Task inputs:
--------------------------------

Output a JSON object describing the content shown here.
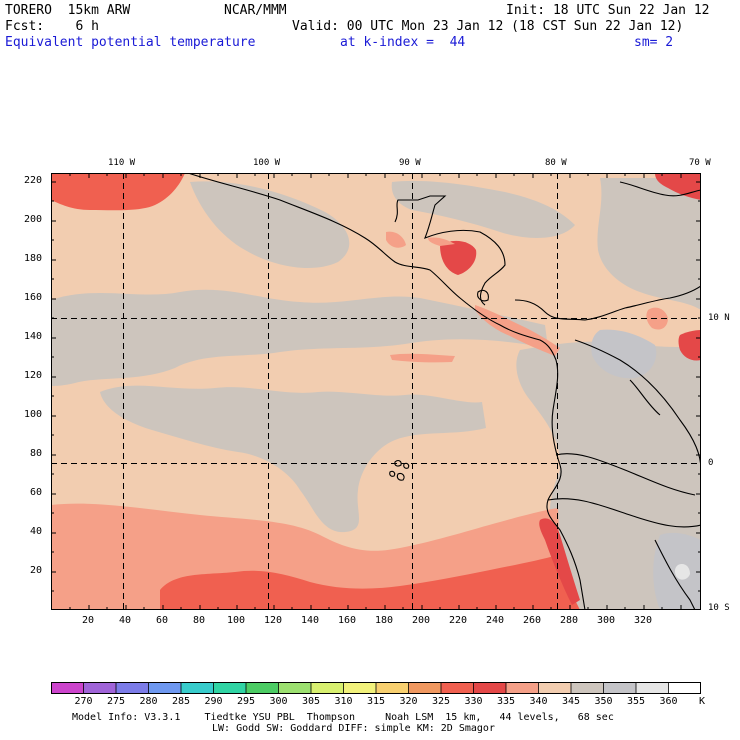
{
  "header": {
    "model": "TORERO  15km ARW",
    "org": "NCAR/MMM",
    "init": "Init: 18 UTC Sun 22 Jan 12",
    "fcst": "Fcst:    6 h",
    "valid": "Valid: 00 UTC Mon 23 Jan 12 (18 CST Sun 22 Jan 12)",
    "field": "Equivalent potential temperature",
    "level": "at k-index =  44",
    "smooth": "sm= 2"
  },
  "map": {
    "y_ticks": [
      "220",
      "200",
      "180",
      "160",
      "140",
      "120",
      "100",
      "80",
      "60",
      "40",
      "20"
    ],
    "x_ticks": [
      "20",
      "40",
      "60",
      "80",
      "100",
      "120",
      "140",
      "160",
      "180",
      "200",
      "220",
      "240",
      "260",
      "280",
      "300",
      "320"
    ],
    "lon_labels": [
      "110 W",
      "100 W",
      "90 W",
      "80 W",
      "70 W"
    ],
    "lat_labels": [
      "10 N",
      "0",
      "10 S"
    ]
  },
  "colorbar": {
    "unit": "K",
    "labels": [
      "270",
      "275",
      "280",
      "285",
      "290",
      "295",
      "300",
      "305",
      "310",
      "315",
      "320",
      "325",
      "330",
      "335",
      "340",
      "345",
      "350",
      "355",
      "360"
    ],
    "colors": [
      "#cc44cc",
      "#a064d8",
      "#7c7ce8",
      "#6e98f0",
      "#38cccc",
      "#30d4a4",
      "#4ccc64",
      "#9ce070",
      "#d8f070",
      "#f2f27c",
      "#f8d070",
      "#f09860",
      "#f06050",
      "#e44848",
      "#f5a088",
      "#f2cdb0",
      "#cdc5bd",
      "#c4c4c8",
      "#e6e6e6",
      "#ffffff"
    ]
  },
  "footer": {
    "line1": "Model Info: V3.3.1    Tiedtke YSU PBL  Thompson     Noah LSM  15 km,   44 levels,   68 sec",
    "line2": "LW: Godd SW: Goddard DIFF: simple KM: 2D Smagor"
  }
}
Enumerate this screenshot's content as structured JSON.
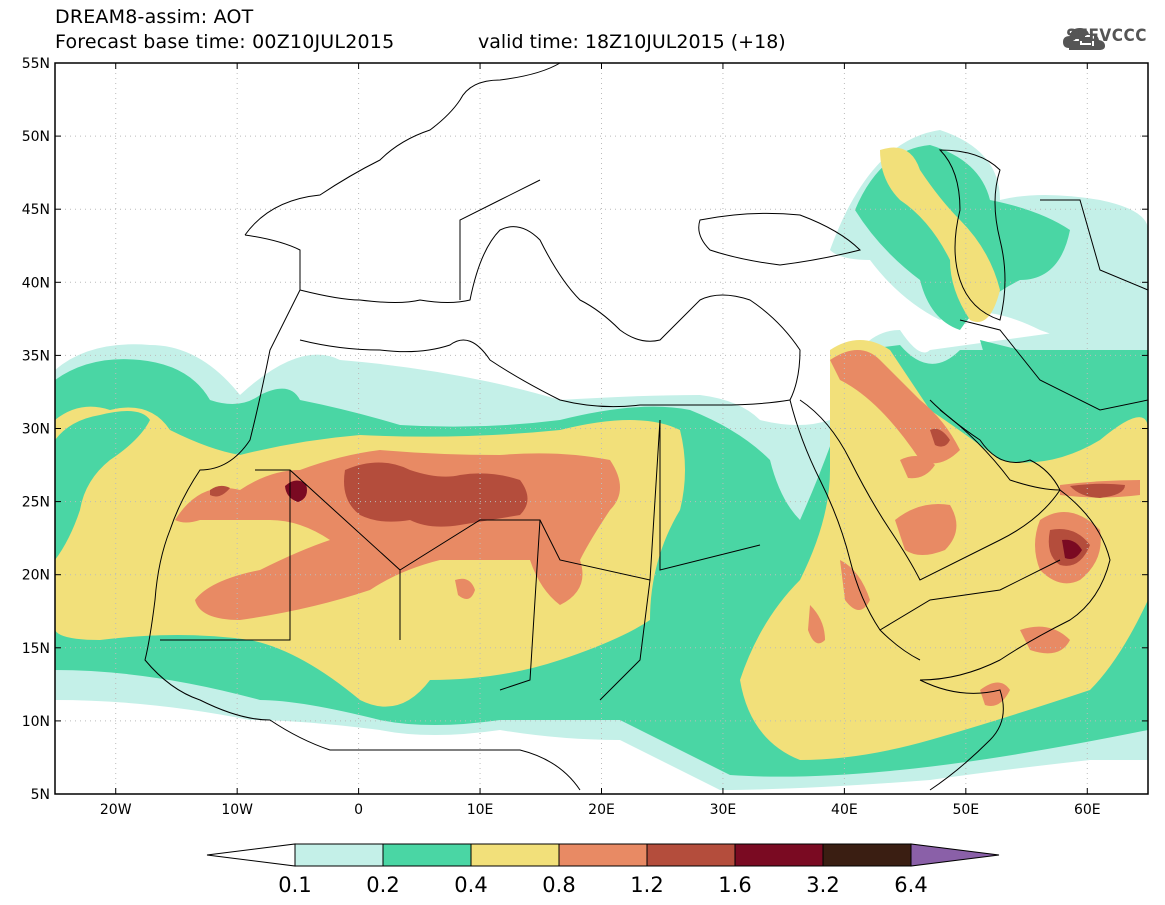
{
  "header": {
    "title": "DREAM8-assim: AOT",
    "base_time": "Forecast base time: 00Z10JUL2015",
    "valid_time": "valid time: 18Z10JUL2015 (+18)"
  },
  "logo": {
    "text": "SEEVCCC",
    "icon": "cloud-icon"
  },
  "map": {
    "lon_range": [
      -25,
      65
    ],
    "lat_range": [
      5,
      55
    ],
    "lat_labels": [
      "55N",
      "50N",
      "45N",
      "40N",
      "35N",
      "30N",
      "25N",
      "20N",
      "15N",
      "10N",
      "5N"
    ],
    "lon_labels": [
      "20W",
      "10W",
      "0",
      "10E",
      "20E",
      "30E",
      "40E",
      "50E",
      "60E"
    ],
    "grid": true
  },
  "colorbar": {
    "labels": [
      "0.1",
      "0.2",
      "0.4",
      "0.8",
      "1.2",
      "1.6",
      "3.2",
      "6.4"
    ],
    "colors": [
      "#c4f0e8",
      "#4ad6a4",
      "#f2e07a",
      "#e88a64",
      "#b44d3c",
      "#7a0a22",
      "#3a1e12",
      "#8a60a8"
    ],
    "extend": "both",
    "under_color": "#ffffff"
  },
  "legend_colors": {
    "c01": "#c4f0e8",
    "c02": "#4ad6a4",
    "c04": "#f2e07a",
    "c08": "#e88a64",
    "c12": "#b44d3c",
    "c16": "#7a0a22"
  }
}
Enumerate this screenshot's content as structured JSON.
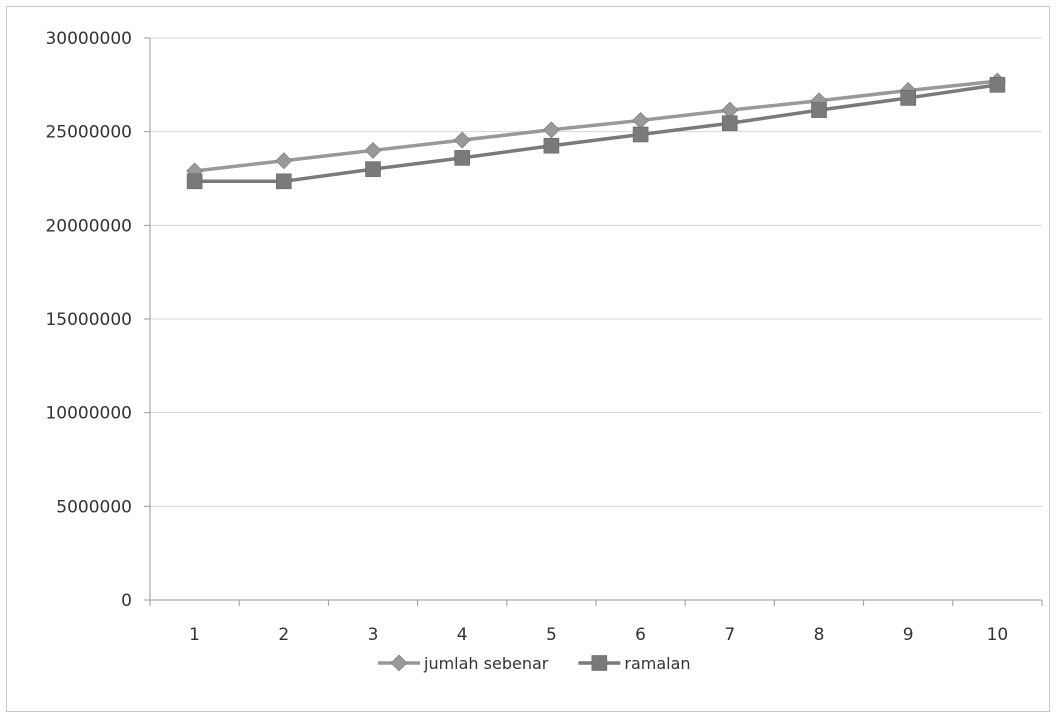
{
  "chart_data": {
    "type": "line",
    "title": "",
    "xlabel": "",
    "ylabel": "",
    "categories": [
      "1",
      "2",
      "3",
      "4",
      "5",
      "6",
      "7",
      "8",
      "9",
      "10"
    ],
    "ylim": [
      0,
      30000000
    ],
    "yticks": [
      "0",
      "5000000",
      "10000000",
      "15000000",
      "20000000",
      "25000000",
      "30000000"
    ],
    "grid": true,
    "legend_position": "bottom",
    "series": [
      {
        "name": "jumlah sebenar",
        "marker": "diamond",
        "color": "#999999",
        "values": [
          22900000,
          23450000,
          24000000,
          24550000,
          25100000,
          25600000,
          26150000,
          26650000,
          27200000,
          27700000
        ]
      },
      {
        "name": "ramalan",
        "marker": "square",
        "color": "#7a7a7a",
        "values": [
          22350000,
          22350000,
          23000000,
          23600000,
          24250000,
          24850000,
          25450000,
          26150000,
          26800000,
          27500000
        ]
      }
    ]
  }
}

--------------------------------

Problem to solve: Output all of the data exactly as it stands, minus any images.

Written solution:
Output a JSON object describing the content shown here.
{
  "header": {
    "model": "TORERO  15km ARW",
    "org": "NCAR/MMM",
    "init": "Init: 18 UTC Sun 22 Jan 12",
    "fcst": "Fcst:    6 h",
    "valid": "Valid: 00 UTC Mon 23 Jan 12 (18 CST Sun 22 Jan 12)",
    "field": "Equivalent potential temperature",
    "level": "at k-index =  44",
    "smooth": "sm= 2"
  },
  "map": {
    "y_ticks": [
      "220",
      "200",
      "180",
      "160",
      "140",
      "120",
      "100",
      "80",
      "60",
      "40",
      "20"
    ],
    "x_ticks": [
      "20",
      "40",
      "60",
      "80",
      "100",
      "120",
      "140",
      "160",
      "180",
      "200",
      "220",
      "240",
      "260",
      "280",
      "300",
      "320"
    ],
    "lon_labels": [
      "110 W",
      "100 W",
      "90 W",
      "80 W",
      "70 W"
    ],
    "lat_labels": [
      "10 N",
      "0",
      "10 S"
    ]
  },
  "colorbar": {
    "unit": "K",
    "labels": [
      "270",
      "275",
      "280",
      "285",
      "290",
      "295",
      "300",
      "305",
      "310",
      "315",
      "320",
      "325",
      "330",
      "335",
      "340",
      "345",
      "350",
      "355",
      "360"
    ],
    "colors": [
      "#cc44cc",
      "#a064d8",
      "#7c7ce8",
      "#6e98f0",
      "#38cccc",
      "#30d4a4",
      "#4ccc64",
      "#9ce070",
      "#d8f070",
      "#f2f27c",
      "#f8d070",
      "#f09860",
      "#f06050",
      "#e44848",
      "#f5a088",
      "#f2cdb0",
      "#cdc5bd",
      "#c4c4c8",
      "#e6e6e6",
      "#ffffff"
    ]
  },
  "footer": {
    "line1": "Model Info: V3.3.1    Tiedtke YSU PBL  Thompson     Noah LSM  15 km,   44 levels,   68 sec",
    "line2": "LW: Godd SW: Goddard DIFF: simple KM: 2D Smagor"
  }
}
Enumerate this screenshot's content as structured JSON.
{
  "header": {
    "title": "DREAM8-assim: AOT",
    "base_time": "Forecast base time: 00Z10JUL2015",
    "valid_time": "valid time: 18Z10JUL2015 (+18)"
  },
  "logo": {
    "text": "SEEVCCC",
    "icon": "cloud-icon"
  },
  "map": {
    "lon_range": [
      -25,
      65
    ],
    "lat_range": [
      5,
      55
    ],
    "lat_labels": [
      "55N",
      "50N",
      "45N",
      "40N",
      "35N",
      "30N",
      "25N",
      "20N",
      "15N",
      "10N",
      "5N"
    ],
    "lon_labels": [
      "20W",
      "10W",
      "0",
      "10E",
      "20E",
      "30E",
      "40E",
      "50E",
      "60E"
    ],
    "grid": true
  },
  "colorbar": {
    "labels": [
      "0.1",
      "0.2",
      "0.4",
      "0.8",
      "1.2",
      "1.6",
      "3.2",
      "6.4"
    ],
    "colors": [
      "#c4f0e8",
      "#4ad6a4",
      "#f2e07a",
      "#e88a64",
      "#b44d3c",
      "#7a0a22",
      "#3a1e12",
      "#8a60a8"
    ],
    "extend": "both",
    "under_color": "#ffffff"
  },
  "legend_colors": {
    "c01": "#c4f0e8",
    "c02": "#4ad6a4",
    "c04": "#f2e07a",
    "c08": "#e88a64",
    "c12": "#b44d3c",
    "c16": "#7a0a22"
  }
}
Enumerate this screenshot's content as structured JSON.
{
  "chart_data": {
    "type": "line",
    "title": "",
    "xlabel": "",
    "ylabel": "",
    "categories": [
      "1",
      "2",
      "3",
      "4",
      "5",
      "6",
      "7",
      "8",
      "9",
      "10"
    ],
    "ylim": [
      0,
      30000000
    ],
    "yticks": [
      "0",
      "5000000",
      "10000000",
      "15000000",
      "20000000",
      "25000000",
      "30000000"
    ],
    "grid": true,
    "legend_position": "bottom",
    "series": [
      {
        "name": "jumlah sebenar",
        "marker": "diamond",
        "color": "#999999",
        "values": [
          22900000,
          23450000,
          24000000,
          24550000,
          25100000,
          25600000,
          26150000,
          26650000,
          27200000,
          27700000
        ]
      },
      {
        "name": "ramalan",
        "marker": "square",
        "color": "#7a7a7a",
        "values": [
          22350000,
          22350000,
          23000000,
          23600000,
          24250000,
          24850000,
          25450000,
          26150000,
          26800000,
          27500000
        ]
      }
    ]
  }
}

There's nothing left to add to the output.